● **BRIEF**
Look through the data below and return each line where "heading" appears.

begin RECORDS FOR THIS TASK

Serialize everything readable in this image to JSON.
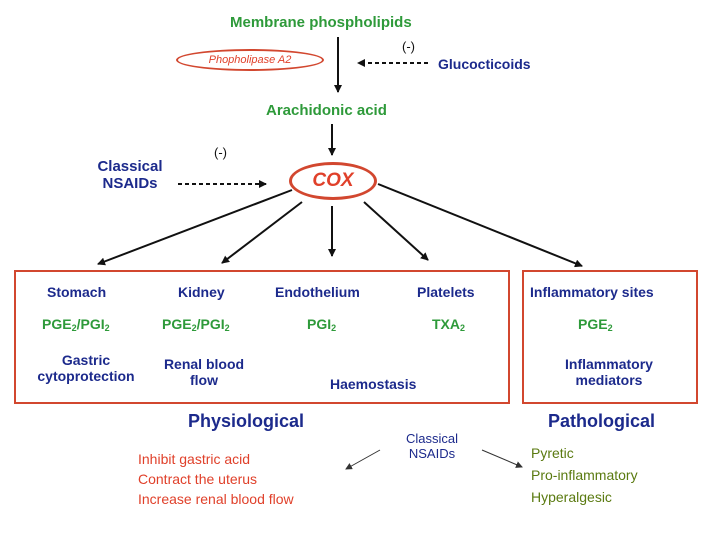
{
  "top": {
    "membrane_phospholipids": "Membrane phospholipids",
    "phospholipase_a2": "Phopholipase A2",
    "inhibit_sign_top": "(-)",
    "glucocorticoids": "Glucocticoids",
    "arachidonic_acid": "Arachidonic acid",
    "classical_nsaids": [
      "Classical",
      "NSAIDs"
    ],
    "inhibit_sign_cox": "(-)",
    "cox": "COX"
  },
  "physiological": {
    "sites": [
      {
        "name": "Stomach",
        "mediator": "PGE",
        "mediator_sub": "2",
        "mediator_tail": "/PGI",
        "mediator_tail_sub": "2",
        "effect": [
          "Gastric",
          "cytoprotection"
        ]
      },
      {
        "name": "Kidney",
        "mediator": "PGE",
        "mediator_sub": "2",
        "mediator_tail": "/PGI",
        "mediator_tail_sub": "2",
        "effect": [
          "Renal blood",
          "flow"
        ]
      },
      {
        "name": "Endothelium",
        "mediator": "PGI",
        "mediator_sub": "2"
      },
      {
        "name": "Platelets",
        "mediator": "TXA",
        "mediator_sub": "2"
      }
    ],
    "shared_effect": "Haemostasis",
    "label": "Physiological"
  },
  "pathological": {
    "site": "Inflammatory sites",
    "mediator": "PGE",
    "mediator_sub": "2",
    "effect": [
      "Inflammatory",
      "mediators"
    ],
    "label": "Pathological"
  },
  "bottom": {
    "classical_nsaids": [
      "Classical",
      "NSAIDs"
    ],
    "physiological_effects": [
      "Inhibit gastric acid",
      "Contract the uterus",
      "Increase renal blood flow"
    ],
    "pathological_effects": [
      "Pyretic",
      "Pro-inflammatory",
      "Hyperalgesic"
    ]
  },
  "colors": {
    "green": "#2e9a3a",
    "navy": "#1c2a8c",
    "red": "#e0402a",
    "olive": "#5a7a10",
    "box_border": "#d2472f"
  }
}
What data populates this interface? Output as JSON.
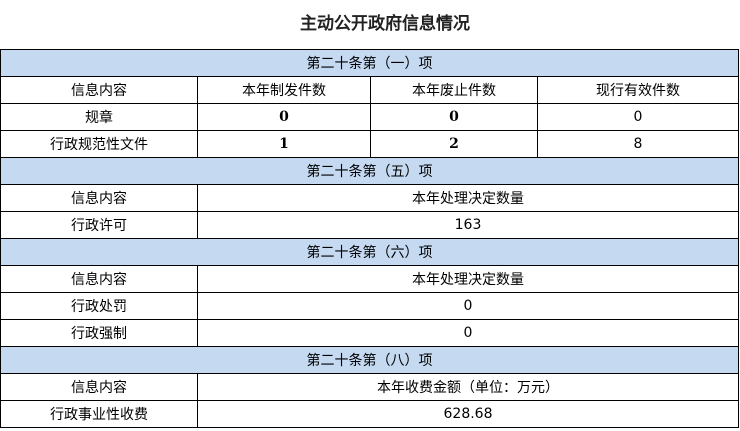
{
  "title": "主动公开政府信息情况",
  "s1": {
    "heading": "第二十条第（一）项",
    "cols": [
      "信息内容",
      "本年制发件数",
      "本年废止件数",
      "现行有效件数"
    ],
    "rows": [
      [
        "规章",
        "0",
        "0",
        "0"
      ],
      [
        "行政规范性文件",
        "1",
        "2",
        "8"
      ]
    ]
  },
  "s5": {
    "heading": "第二十条第（五）项",
    "cols": [
      "信息内容",
      "本年处理决定数量"
    ],
    "rows": [
      [
        "行政许可",
        "163"
      ]
    ]
  },
  "s6": {
    "heading": "第二十条第（六）项",
    "cols": [
      "信息内容",
      "本年处理决定数量"
    ],
    "rows": [
      [
        "行政处罚",
        "0"
      ],
      [
        "行政强制",
        "0"
      ]
    ]
  },
  "s8": {
    "heading": "第二十条第（八）项",
    "cols": [
      "信息内容",
      "本年收费金额（单位：万元）"
    ],
    "rows": [
      [
        "行政事业性收费",
        "628.68"
      ]
    ]
  },
  "colors": {
    "section_bg": "#c5d9f1"
  }
}
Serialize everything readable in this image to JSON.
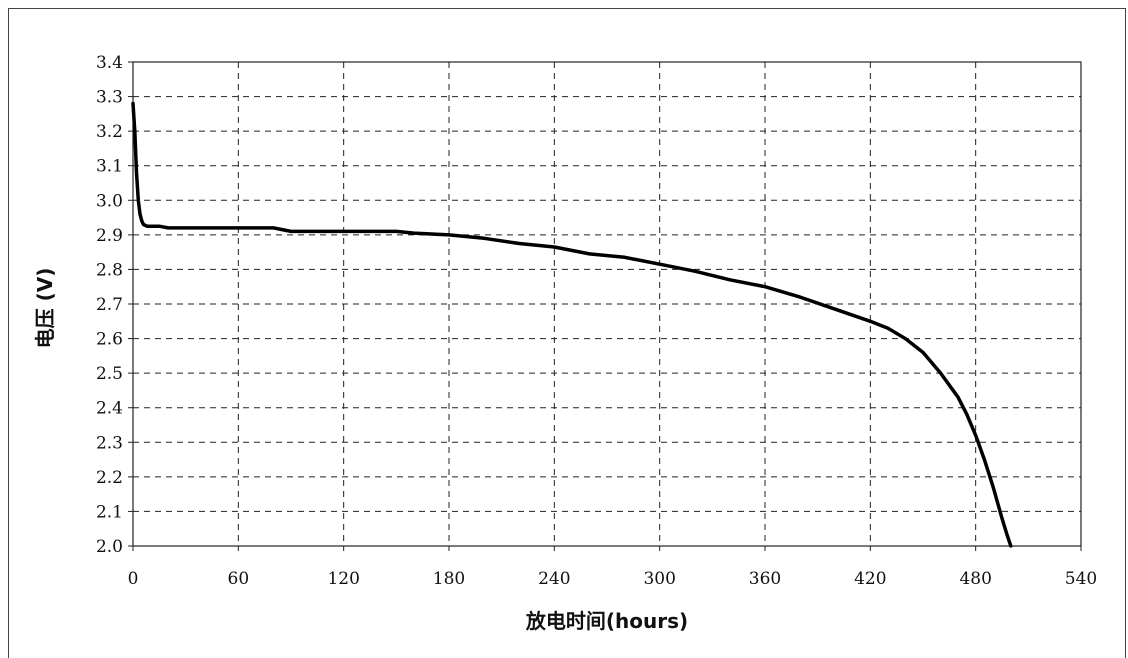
{
  "chart_data": {
    "type": "line",
    "title": "",
    "xlabel": "放电时间(hours)",
    "ylabel": "电压 (V)",
    "xlim": [
      0,
      540
    ],
    "ylim": [
      2.0,
      3.4
    ],
    "x_ticks": [
      "0",
      "60",
      "120",
      "180",
      "240",
      "300",
      "360",
      "420",
      "480",
      "540"
    ],
    "y_ticks": [
      "2.0",
      "2.1",
      "2.2",
      "2.3",
      "2.4",
      "2.5",
      "2.6",
      "2.7",
      "2.8",
      "2.9",
      "3.0",
      "3.1",
      "3.2",
      "3.3",
      "3.4"
    ],
    "grid": true,
    "grid_style": "dashed",
    "line_color": "#000000",
    "series": [
      {
        "x": [
          0,
          1,
          2,
          3,
          4,
          5,
          6,
          8,
          10,
          15,
          20,
          40,
          60,
          80,
          90,
          100,
          120,
          150,
          160,
          180,
          200,
          220,
          240,
          260,
          280,
          300,
          320,
          340,
          360,
          380,
          400,
          420,
          430,
          440,
          450,
          460,
          470,
          475,
          480,
          485,
          490,
          495,
          498,
          500
        ],
        "y": [
          3.28,
          3.2,
          3.08,
          3.0,
          2.96,
          2.94,
          2.93,
          2.925,
          2.925,
          2.925,
          2.92,
          2.92,
          2.92,
          2.92,
          2.91,
          2.91,
          2.91,
          2.91,
          2.905,
          2.9,
          2.89,
          2.875,
          2.865,
          2.845,
          2.835,
          2.815,
          2.795,
          2.77,
          2.75,
          2.72,
          2.685,
          2.65,
          2.63,
          2.6,
          2.56,
          2.5,
          2.43,
          2.38,
          2.32,
          2.25,
          2.17,
          2.08,
          2.03,
          2.0
        ]
      }
    ]
  }
}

end RECORDS FOR THIS TASK

● **OUTPUT**
    "heading": "第二十条第（一）项",
    "heading": "第二十条第（五）项",
    "heading": "第二十条第（六）项",
    "heading": "第二十条第（八）项",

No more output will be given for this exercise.